- **Исходный текст**
Как бы то ни было, я должен с благодарностию воспоминать университет. Ибо в нем, обучась по-латыни, положил основание некоторым моим знаниям. В нем научился я довольно немецкому языку, а паче всего в нем получил я вкус к словесным наукам.
Склонность моя к писанию являлась еще в младенчестве, и я, упражняясь в переводах на российский язык, достиг до юношеского возраста. Глас совести велит мне сказать, что до сего дня от юности моея мнози борят мя страсти.
А какие они были, то возвестит книга вторая.
Поющие слепцы.
Акварель И. А. Ерменева.
1770-е годы.
Государственный Исторический музей.
Книга вторая
Господи! отврати лице твое
от грех моих.
В университете был тогда книгопродавец{265}, который услышал от моих учителей, что я способен переводить книги. Сей книгопродавец предложил мне переводить Голберговы басни{266}; за труды обещал чужестранных книг на пятьдесят рублей. Сие подало мне надежду иметь со временем нужные книги за одни мои труды. Книгопродавец сдержал слово и книги на условленные деньги мне отдал. Но какие книги! Он, видя меня в летах бурных страстей, отобрал для меня целое собрание книг соблазнительных, украшенных скверными эстампами, кои развратили мое воображение и возмутили душу мою. И кто знает, не от сего ли времени началась скапливаться та болезнь, которою я столько лет стражду? О вы, коих звание обязывает надзирать над поведением молодых людей, не допускайте развращаться их воображению, если не хотите их погибели! Узнав в теории все то, что мне знать было еще рано, искал я жадно случая теоретические мои знания привесть в практику. К сему показалась мне годною одна девушка, о которой можно сказать: толста, толста! проста, проста! Она имела мать, которую ближние и дальние, — словом, целая Москва признала и огласила набитою дурою. Я привязался к ней, и сей привязанности была причиною одна разность полов: ибо в другое влюбиться было не во что. Умом была она в матушку; я начал к ней ездить, казал ей книги мои, изъяснял эстампы, и она в теории получила равное со мною просвещение. Желал бы я преподавать ей и физические эксперименты, но не было удобности: ибо двери в доме матушки ее, будучи сделаны национальными художниками, ни одна не только не затворялась, но и не притворялась. Я пользовался маленькими вольностями, но как она мне уже надоела, то часто вызывали мы к нам матушку ее от скуки для поговорки, которая, признаю грех мой, послужила мне подлинником к сочинению Бригадиршиной роли; по крайней мере, из всего моего приключения родилась роль Бригадирши. Все сие повествование доказывает, что я тогда не имел истинного понятия ни о тяжести греха, ни об истинной чести, ни о добром поведении. Заводя порочную связь, не представлял я себе никаких следствий беззаконного моего начинания; но признаюсь, что и тогда совесть моя говорила мне, что делаю дурно. Остеречь меня было некому, и вступление мое в юношеский возраст было, так сказать, вступление в пороки.

- **Перечень записей**
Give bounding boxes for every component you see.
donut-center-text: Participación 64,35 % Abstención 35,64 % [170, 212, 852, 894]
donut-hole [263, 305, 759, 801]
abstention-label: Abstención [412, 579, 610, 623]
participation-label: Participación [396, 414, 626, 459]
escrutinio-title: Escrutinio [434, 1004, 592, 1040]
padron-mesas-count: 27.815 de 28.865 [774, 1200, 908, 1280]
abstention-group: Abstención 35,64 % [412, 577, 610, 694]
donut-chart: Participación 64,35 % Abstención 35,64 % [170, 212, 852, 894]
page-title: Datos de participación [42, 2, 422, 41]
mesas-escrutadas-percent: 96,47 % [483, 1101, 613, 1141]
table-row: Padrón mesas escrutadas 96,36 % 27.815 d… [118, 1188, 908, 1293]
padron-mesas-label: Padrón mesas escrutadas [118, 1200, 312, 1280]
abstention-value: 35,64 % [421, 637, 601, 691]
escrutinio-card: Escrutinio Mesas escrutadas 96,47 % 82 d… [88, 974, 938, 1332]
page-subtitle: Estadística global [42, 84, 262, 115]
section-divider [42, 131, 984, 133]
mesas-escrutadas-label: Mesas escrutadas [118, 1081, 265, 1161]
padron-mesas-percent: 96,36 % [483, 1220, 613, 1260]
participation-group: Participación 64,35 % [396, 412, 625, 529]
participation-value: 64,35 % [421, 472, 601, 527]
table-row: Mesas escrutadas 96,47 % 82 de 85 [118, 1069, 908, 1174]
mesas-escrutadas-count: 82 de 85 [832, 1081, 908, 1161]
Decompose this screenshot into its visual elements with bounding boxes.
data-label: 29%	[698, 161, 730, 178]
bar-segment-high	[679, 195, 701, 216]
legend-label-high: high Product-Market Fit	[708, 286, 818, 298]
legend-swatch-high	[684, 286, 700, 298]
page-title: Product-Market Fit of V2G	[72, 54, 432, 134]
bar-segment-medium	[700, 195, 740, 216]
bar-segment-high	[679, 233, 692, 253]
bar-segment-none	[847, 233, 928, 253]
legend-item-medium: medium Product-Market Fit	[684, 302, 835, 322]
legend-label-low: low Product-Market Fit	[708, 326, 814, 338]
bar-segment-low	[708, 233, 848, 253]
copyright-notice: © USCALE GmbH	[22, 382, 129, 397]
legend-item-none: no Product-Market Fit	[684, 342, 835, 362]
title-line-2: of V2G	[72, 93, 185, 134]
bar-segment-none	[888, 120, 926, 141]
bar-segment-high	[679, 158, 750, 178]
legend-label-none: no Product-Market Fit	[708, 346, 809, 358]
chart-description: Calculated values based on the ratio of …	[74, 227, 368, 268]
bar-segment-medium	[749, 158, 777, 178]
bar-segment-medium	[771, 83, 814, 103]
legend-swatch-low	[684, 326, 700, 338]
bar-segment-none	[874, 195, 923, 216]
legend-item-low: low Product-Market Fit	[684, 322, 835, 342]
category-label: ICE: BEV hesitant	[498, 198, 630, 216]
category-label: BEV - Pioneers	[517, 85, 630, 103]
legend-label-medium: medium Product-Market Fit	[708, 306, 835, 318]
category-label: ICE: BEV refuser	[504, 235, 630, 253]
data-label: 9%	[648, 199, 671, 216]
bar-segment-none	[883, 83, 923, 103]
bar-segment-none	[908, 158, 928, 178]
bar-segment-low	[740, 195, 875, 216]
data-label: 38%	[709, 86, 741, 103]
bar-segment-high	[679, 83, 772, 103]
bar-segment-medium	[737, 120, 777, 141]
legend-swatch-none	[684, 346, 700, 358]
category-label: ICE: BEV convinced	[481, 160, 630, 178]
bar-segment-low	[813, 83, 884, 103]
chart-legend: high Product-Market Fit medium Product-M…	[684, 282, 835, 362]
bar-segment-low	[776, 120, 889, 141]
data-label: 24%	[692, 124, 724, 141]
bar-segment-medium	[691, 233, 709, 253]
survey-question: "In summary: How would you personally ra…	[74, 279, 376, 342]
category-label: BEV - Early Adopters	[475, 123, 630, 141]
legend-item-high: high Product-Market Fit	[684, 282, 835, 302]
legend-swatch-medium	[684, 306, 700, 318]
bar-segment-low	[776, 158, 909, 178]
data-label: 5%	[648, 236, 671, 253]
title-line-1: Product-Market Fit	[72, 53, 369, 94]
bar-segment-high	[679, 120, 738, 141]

- **Задание**
Согласно исходному тексту, что книгопродавец обещал за перевод Голберговых басен?

- **Ответ**
Чужестранные книги на пятьдесят рублей.